▸ **WHAT THIS TASK INVOLVES**: Spot each line in the records below where the word "Idealism" occurs, then copy it.

Some records
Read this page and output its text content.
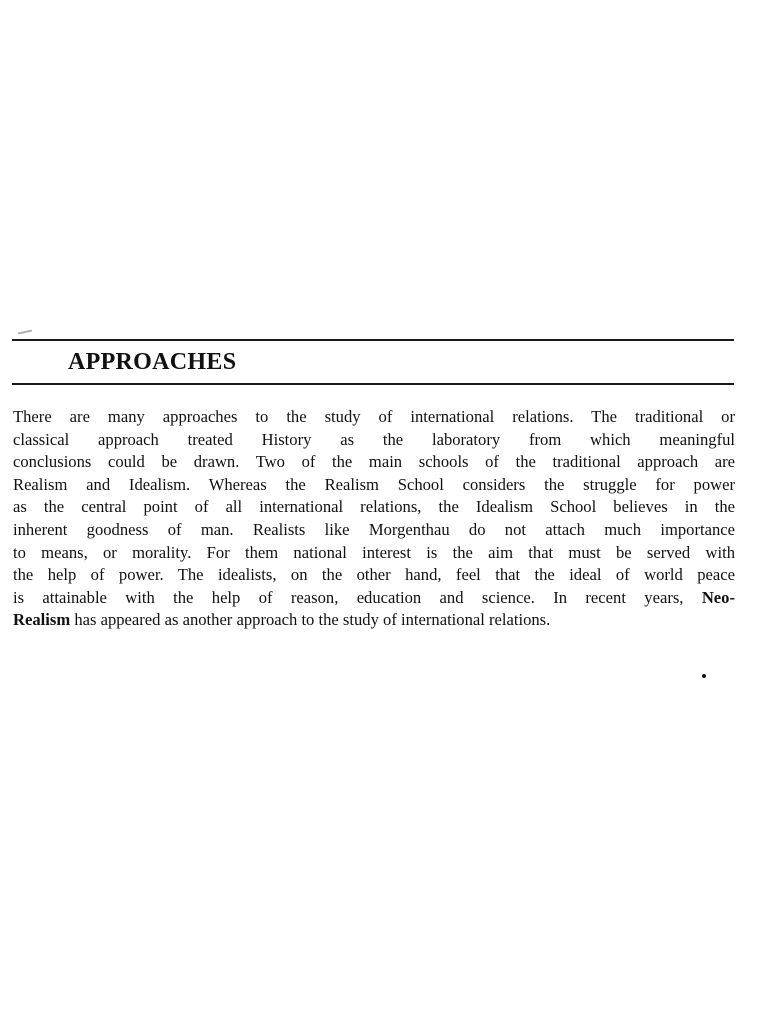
APPROACHES

There are many approaches to the study of international relations. The traditional or
classical approach treated History as the laboratory from which meaningful
conclusions could be drawn. Two of the main schools of the traditional approach are
Realism and Idealism. Whereas the Realism School considers the struggle for power
as the central point of all international relations, the Idealism School believes in the
inherent goodness of man. Realists like Morgenthau do not attach much importance
to means, or morality. For them national interest is the aim that must be served with
the help of power. The idealists, on the other hand, feel that the ideal of world peace
is attainable with the help of reason, education and science. In recent years, Neo-
Realism has appeared as another approach to the study of international relations.
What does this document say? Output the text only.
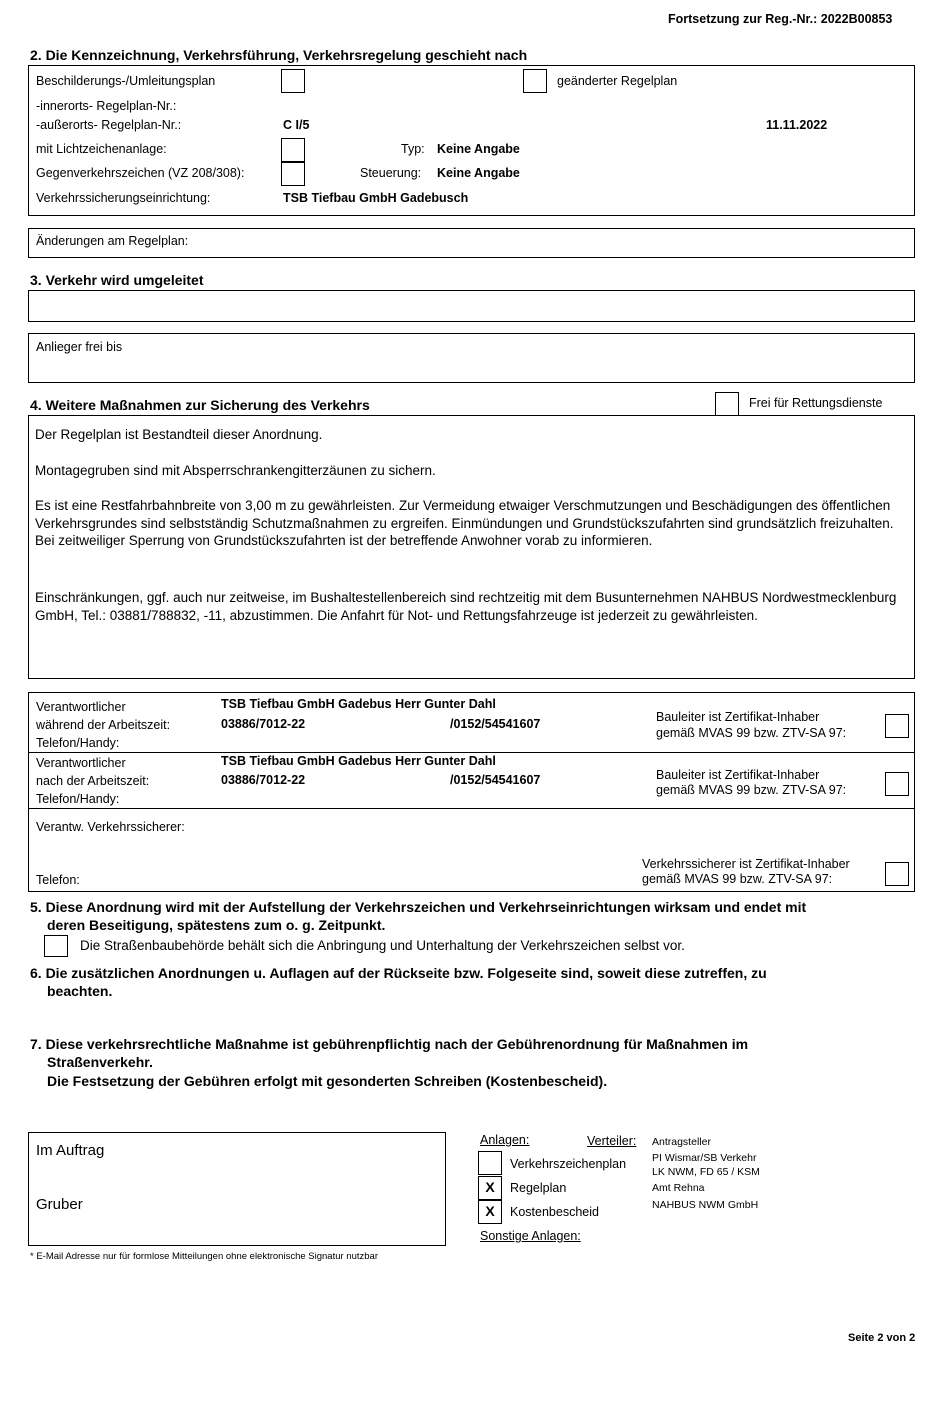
Fortsetzung zur Reg.-Nr.: 2022B00853
2. Die Kennzeichnung, Verkehrsführung, Verkehrsregelung geschieht nach
Beschilderungs-/Umleitungsplan	geänderter Regelplan
-innerorts- Regelplan-Nr.:
-außerorts- Regelplan-Nr.:	C I/5	11.11.2022
mit Lichtzeichenanlage:	Typ: Keine Angabe
Gegenverkehrszeichen (VZ 208/308):	Steuerung: Keine Angabe
Verkehrssicherungseinrichtung:	TSB Tiefbau GmbH Gadebusch
Änderungen am Regelplan:
3. Verkehr wird umgeleitet
Anlieger frei bis
4. Weitere Maßnahmen zur Sicherung des Verkehrs	Frei für Rettungsdienste
Der Regelplan ist Bestandteil dieser Anordnung.
Montagegruben sind mit Absperrschrankengitterzäunen zu sichern.
Es ist eine Restfahrbahnbreite von 3,00 m zu gewährleisten. Zur Vermeidung etwaiger Verschmutzungen und Beschädigungen des öffentlichen Verkehrsgrundes sind selbstständig Schutzmaßnahmen zu ergreifen. Einmündungen und Grundstückszufahrten sind grundsätzlich freizuhalten. Bei zeitweiliger Sperrung von Grundstückszufahrten ist der betreffende Anwohner vorab zu informieren.
Einschränkungen, ggf. auch nur zeitweise, im Bushaltestellenbereich sind rechtzeitig mit dem Busunternehmen NAHBUS Nordwestmecklenburg GmbH, Tel.: 03881/788832, -11, abzustimmen. Die Anfahrt für Not- und Rettungsfahrzeuge ist jederzeit zu gewährleisten.
Verantwortlicher
während der Arbeitszeit:
Telefon/Handy:
TSB Tiefbau GmbH Gadebus Herr Gunter Dahl
03886/7012-22	/0152/54541607	Bauleiter ist Zertifikat-Inhaber
gemäß MVAS 99 bzw. ZTV-SA 97:
Verantwortlicher
nach der Arbeitszeit:
Telefon/Handy:
TSB Tiefbau GmbH Gadebus Herr Gunter Dahl
03886/7012-22	/0152/54541607	Bauleiter ist Zertifikat-Inhaber
gemäß MVAS 99 bzw. ZTV-SA 97:
Verantw. Verkehrssicherer:
Telefon:
Verkehrssicherer ist Zertifikat-Inhaber
gemäß MVAS 99 bzw. ZTV-SA 97:
5. Diese Anordnung wird mit der Aufstellung der Verkehrszeichen und Verkehrseinrichtungen wirksam und endet mit
deren Beseitigung, spätestens zum o. g. Zeitpunkt.
Die Straßenbaubehörde behält sich die Anbringung und Unterhaltung der Verkehrszeichen selbst vor.
6. Die zusätzlichen Anordnungen u. Auflagen auf der Rückseite bzw. Folgeseite sind, soweit diese zutreffen, zu
beachten.
7. Diese verkehrsrechtliche Maßnahme ist gebührenpflichtig nach der Gebührenordnung für Maßnahmen im
Straßenverkehr.
Die Festsetzung der Gebühren erfolgt mit gesonderten Schreiben (Kostenbescheid).
Im Auftrag
Gruber
Anlagen:
Verkehrszeichenplan
X	Regelplan
X	Kostenbescheid
Sonstige Anlagen:
Verteiler: Antragsteller
PI Wismar/SB Verkehr
LK NWM, FD 65 / KSM
Amt Rehna
NAHBUS NWM GmbH
* E-Mail Adresse nur für formlose Mitteilungen ohne elektronische Signatur nutzbar
Seite 2 von 2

▸ **SOLUTION TO THE PROBLEM**:
Realism and Idealism. Whereas the Realism School considers the struggle for power
as the central point of all international relations, the Idealism School believes in the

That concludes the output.